Exercise
Scan the entries for the string "inches" and give the number of lines that have it, nothing further.

━━━━━━━━━━━━━━━━━━━━━━━━━━━━━━

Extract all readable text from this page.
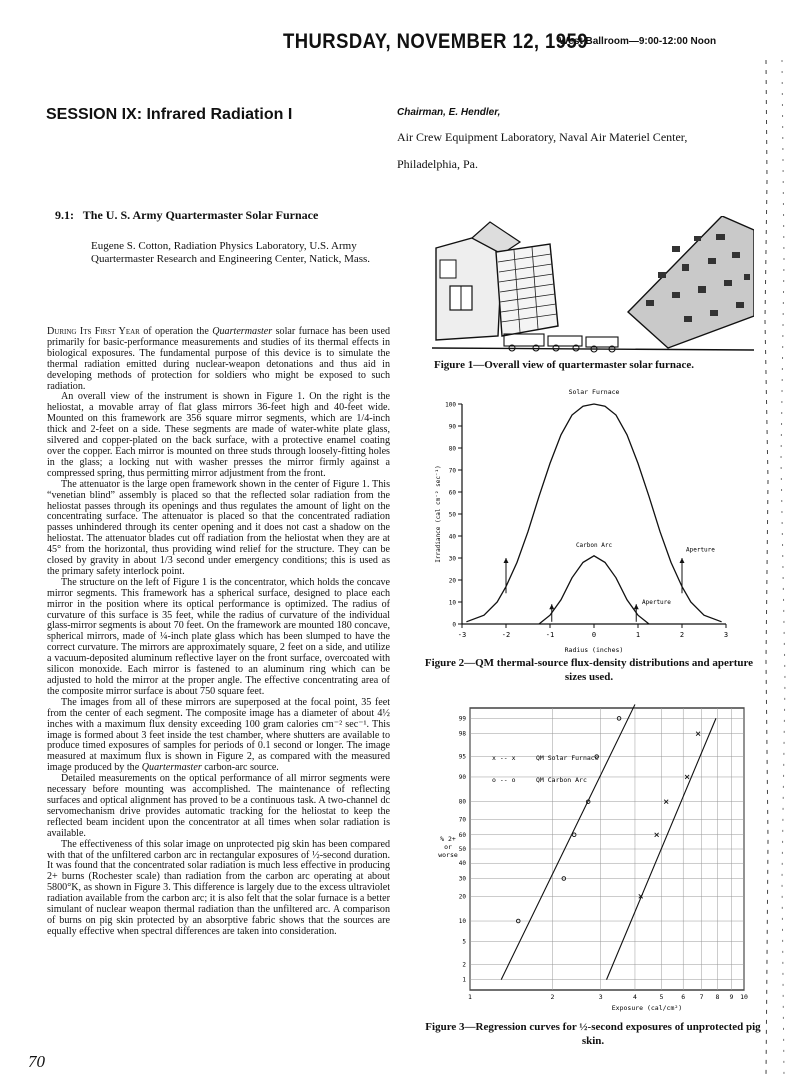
THURSDAY, NOVEMBER 12, 1959
West Ballroom—9:00-12:00 Noon
SESSION IX: Infrared Radiation I	Chairman, E. Hendler,
Air Crew Equipment Laboratory, Naval Air Materiel Center,
Philadelphia, Pa.
9.1: The U. S. Army Quartermaster Solar Furnace
Eugene S. Cotton, Radiation Physics Laboratory, U.S. Army Quartermaster Research and Engineering Center, Natick, Mass.

During Its First Year of operation the Quartermaster solar furnace has been used primarily for basic-performance measurements and studies of its thermal effects in biological exposures. The fundamental purpose of this device is to simulate the thermal radiation emitted during nuclear-weapon detonations and thus aid in developing methods of protection for soldiers who might be exposed to such radiation.

An overall view of the instrument is shown in Figure 1. On the right is the heliostat, a movable array of flat glass mirrors 36-feet high and 40-feet wide. Mounted on this framework are 356 square mirror segments, which are 1/4-inch thick and 2-feet on a side. These segments are made of water-white plate glass, silvered and copper-plated on the back surface, with a protective enamel coating over the copper. Each mirror is mounted on three studs through loosely-fitting holes in the glass; a locking nut with washer presses the mirror firmly against a compressed spring, thus permitting mirror adjustment from the front.

The attenuator is the large open framework shown in the center of Figure 1. This “venetian blind” assembly is placed so that the reflected solar radiation from the heliostat passes through its openings and thus regulates the amount of light on the concentrating surface. The attenuator is placed so that the concentrated radiation passes unhindered through its center opening and it does not cast a shadow on the heliostat. The attenuator blades cut off radiation from the heliostat when they are at 45° from the horizontal, thus providing wind relief for the structure. They can be closed by gravity in about 1/3 second under emergency conditions; this is used as the primary safety interlock point.

The structure on the left of Figure 1 is the concentrator, which holds the concave mirror segments. This framework has a spherical surface, designed to place each mirror in the position where its optical performance is optimized. The radius of curvature of this surface is 35 feet, while the radius of curvature of the individual glass-mirror segments is about 70 feet. On the framework are mounted 180 concave, spherical mirrors, made of ¼-inch plate glass which has been slumped to have the correct curvature. The mirrors are approximately square, 2 feet on a side, and utilize a vacuum-deposited aluminum reflective layer on the front surface, overcoated with silicon monoxide. Each mirror is fastened to an aluminum ring which can be adjusted to hold the mirror at the proper angle. The effective concentrating area of the composite mirror surface is about 750 square feet.

The images from all of these mirrors are superposed at the focal point, 35 feet from the center of each segment. The composite image has a diameter of about 4½ inches with a maximum flux density exceeding 100 gram calories cm⁻² sec⁻¹. This image is formed about 3 feet inside the test chamber, where shutters are available to produce timed exposures of samples for periods of 0.1 second or longer. The image measured at maximum flux is shown in Figure 2, as compared with the measured image produced by the Quartermaster carbon-arc source.

Detailed measurements on the optical performance of all mirror segments were necessary before mounting was accomplished. The maintenance of reflecting surfaces and optical alignment has proved to be a continuous task. A two-channel dc servomechanism drive provides automatic tracking for the heliostat to keep the reflected beam incident upon the concentrator at all times when solar radiation is available.

The effectiveness of this solar image on unprotected pig skin has been compared with that of the unfiltered carbon arc in rectangular exposures of ½-second duration. It was found that the concentrated solar radiation is much less effective in producing 2+ burns (Rochester scale) than radiation from the carbon arc operating at about 5800°K, as shown in Figure 3. This difference is largely due to the excess ultraviolet radiation available from the carbon arc; it is also felt that the solar furnace is a better simulant of nuclear weapon thermal radiation than the unfiltered arc. A comparison of burns on pig skin protected by an absorptive fabric shows that the sources are equally effective when spectral differences are taken into consideration.

Figure 1—Overall view of quartermaster solar furnace.
-3	-2	-1	0	1	2	3
0
10
20
30
40
50
60
70
80
90
100
Solar Furnace
Radius (inches)
Irradiance (cal cm⁻² sec⁻¹)	Carbon Arc
Aperture
Aperture
Figure 2—QM thermal-source flux-density distributions and aperture sizes used.
1	2	3	4	5	6 7 8 9 10
1
2
5
10
20
30
40
50
60
70
80
90
95
98
99
Exposure (cal/cm²)
% 2+ or worse
x -- x	QM Solar Furnace
o -- o	QM Carbon Arc
Figure 3—Regression curves for ½-second exposures of unprotected pig skin.
70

━━━━━━━━━━━━━━━━━━━━━━━━━━━━━━

Final result
2